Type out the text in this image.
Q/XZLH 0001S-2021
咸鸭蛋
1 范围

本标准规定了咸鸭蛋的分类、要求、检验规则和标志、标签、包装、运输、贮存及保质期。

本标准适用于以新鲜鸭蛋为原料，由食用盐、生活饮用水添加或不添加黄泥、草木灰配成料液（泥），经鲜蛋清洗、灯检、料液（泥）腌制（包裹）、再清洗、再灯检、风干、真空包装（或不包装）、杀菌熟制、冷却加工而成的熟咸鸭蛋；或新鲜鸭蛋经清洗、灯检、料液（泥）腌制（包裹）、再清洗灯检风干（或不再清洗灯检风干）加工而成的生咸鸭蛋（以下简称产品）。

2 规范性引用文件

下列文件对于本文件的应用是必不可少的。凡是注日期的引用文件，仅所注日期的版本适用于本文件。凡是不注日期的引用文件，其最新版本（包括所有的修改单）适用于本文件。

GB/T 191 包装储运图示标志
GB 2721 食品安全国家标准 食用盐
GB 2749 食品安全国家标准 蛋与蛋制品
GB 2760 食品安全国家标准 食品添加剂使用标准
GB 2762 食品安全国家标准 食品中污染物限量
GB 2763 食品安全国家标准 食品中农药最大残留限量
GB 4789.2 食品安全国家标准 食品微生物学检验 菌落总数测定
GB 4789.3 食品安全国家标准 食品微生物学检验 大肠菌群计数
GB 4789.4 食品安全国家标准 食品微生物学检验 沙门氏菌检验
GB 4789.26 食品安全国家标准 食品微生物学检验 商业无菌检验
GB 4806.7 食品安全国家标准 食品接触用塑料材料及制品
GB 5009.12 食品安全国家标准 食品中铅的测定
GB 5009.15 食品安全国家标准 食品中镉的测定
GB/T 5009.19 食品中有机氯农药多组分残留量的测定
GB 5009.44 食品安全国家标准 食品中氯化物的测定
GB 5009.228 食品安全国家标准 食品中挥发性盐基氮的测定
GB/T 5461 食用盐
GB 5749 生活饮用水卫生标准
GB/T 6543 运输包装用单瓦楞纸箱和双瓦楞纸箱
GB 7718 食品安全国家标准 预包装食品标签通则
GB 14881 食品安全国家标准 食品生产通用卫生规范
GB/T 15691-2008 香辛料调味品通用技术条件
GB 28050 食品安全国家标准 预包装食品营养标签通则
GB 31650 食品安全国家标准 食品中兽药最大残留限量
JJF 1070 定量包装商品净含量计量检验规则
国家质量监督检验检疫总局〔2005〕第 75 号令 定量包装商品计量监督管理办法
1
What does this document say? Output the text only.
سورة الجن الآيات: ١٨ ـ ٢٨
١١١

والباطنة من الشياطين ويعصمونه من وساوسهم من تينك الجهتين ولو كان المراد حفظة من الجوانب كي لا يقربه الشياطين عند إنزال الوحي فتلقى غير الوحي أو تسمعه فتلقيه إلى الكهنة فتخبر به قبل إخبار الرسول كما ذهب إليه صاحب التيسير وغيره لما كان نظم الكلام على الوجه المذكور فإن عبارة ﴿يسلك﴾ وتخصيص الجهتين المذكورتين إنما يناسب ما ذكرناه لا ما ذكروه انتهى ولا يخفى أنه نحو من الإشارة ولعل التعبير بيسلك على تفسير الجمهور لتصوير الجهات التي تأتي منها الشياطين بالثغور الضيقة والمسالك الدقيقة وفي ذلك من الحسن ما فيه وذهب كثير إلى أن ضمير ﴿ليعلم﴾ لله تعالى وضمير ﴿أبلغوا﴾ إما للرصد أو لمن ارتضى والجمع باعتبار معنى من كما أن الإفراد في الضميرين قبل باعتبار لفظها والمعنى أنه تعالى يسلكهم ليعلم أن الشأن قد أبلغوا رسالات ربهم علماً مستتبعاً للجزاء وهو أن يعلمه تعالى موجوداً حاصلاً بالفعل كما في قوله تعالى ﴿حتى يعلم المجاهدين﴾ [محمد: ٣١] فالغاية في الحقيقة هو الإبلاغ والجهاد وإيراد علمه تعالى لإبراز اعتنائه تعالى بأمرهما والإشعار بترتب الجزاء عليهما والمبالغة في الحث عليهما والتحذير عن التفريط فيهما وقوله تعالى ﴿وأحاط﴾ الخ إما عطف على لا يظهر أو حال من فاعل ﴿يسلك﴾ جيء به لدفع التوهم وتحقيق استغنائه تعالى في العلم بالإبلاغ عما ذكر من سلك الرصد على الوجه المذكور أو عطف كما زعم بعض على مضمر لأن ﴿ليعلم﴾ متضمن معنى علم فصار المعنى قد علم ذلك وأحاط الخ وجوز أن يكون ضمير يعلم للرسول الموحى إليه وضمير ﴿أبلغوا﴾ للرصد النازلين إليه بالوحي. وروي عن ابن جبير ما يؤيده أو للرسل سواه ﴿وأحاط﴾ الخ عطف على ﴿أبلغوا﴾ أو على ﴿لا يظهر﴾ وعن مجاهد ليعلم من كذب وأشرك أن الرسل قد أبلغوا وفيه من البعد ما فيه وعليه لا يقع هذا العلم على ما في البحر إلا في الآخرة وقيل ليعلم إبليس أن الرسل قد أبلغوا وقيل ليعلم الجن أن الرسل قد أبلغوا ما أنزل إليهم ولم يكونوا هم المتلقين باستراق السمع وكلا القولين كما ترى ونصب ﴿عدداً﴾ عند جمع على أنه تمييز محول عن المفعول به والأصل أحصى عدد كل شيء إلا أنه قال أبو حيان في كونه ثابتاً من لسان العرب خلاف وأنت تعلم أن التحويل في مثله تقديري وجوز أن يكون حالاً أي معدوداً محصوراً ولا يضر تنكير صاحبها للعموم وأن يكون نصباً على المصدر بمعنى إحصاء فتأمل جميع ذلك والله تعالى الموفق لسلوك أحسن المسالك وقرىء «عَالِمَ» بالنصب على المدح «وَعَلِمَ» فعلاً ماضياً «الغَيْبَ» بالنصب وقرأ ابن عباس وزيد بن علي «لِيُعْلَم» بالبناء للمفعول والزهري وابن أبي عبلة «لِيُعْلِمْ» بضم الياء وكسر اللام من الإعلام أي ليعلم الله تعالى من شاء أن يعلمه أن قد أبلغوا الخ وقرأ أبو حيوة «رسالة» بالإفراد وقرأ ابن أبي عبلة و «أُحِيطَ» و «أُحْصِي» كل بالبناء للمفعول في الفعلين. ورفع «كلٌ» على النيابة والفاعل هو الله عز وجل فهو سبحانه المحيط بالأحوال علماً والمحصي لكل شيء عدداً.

* **Stated problem**: Using the data above, copy each line that contains "text".

* **Written response**:
Type out the text in this image.
What does this document say? Output the text only.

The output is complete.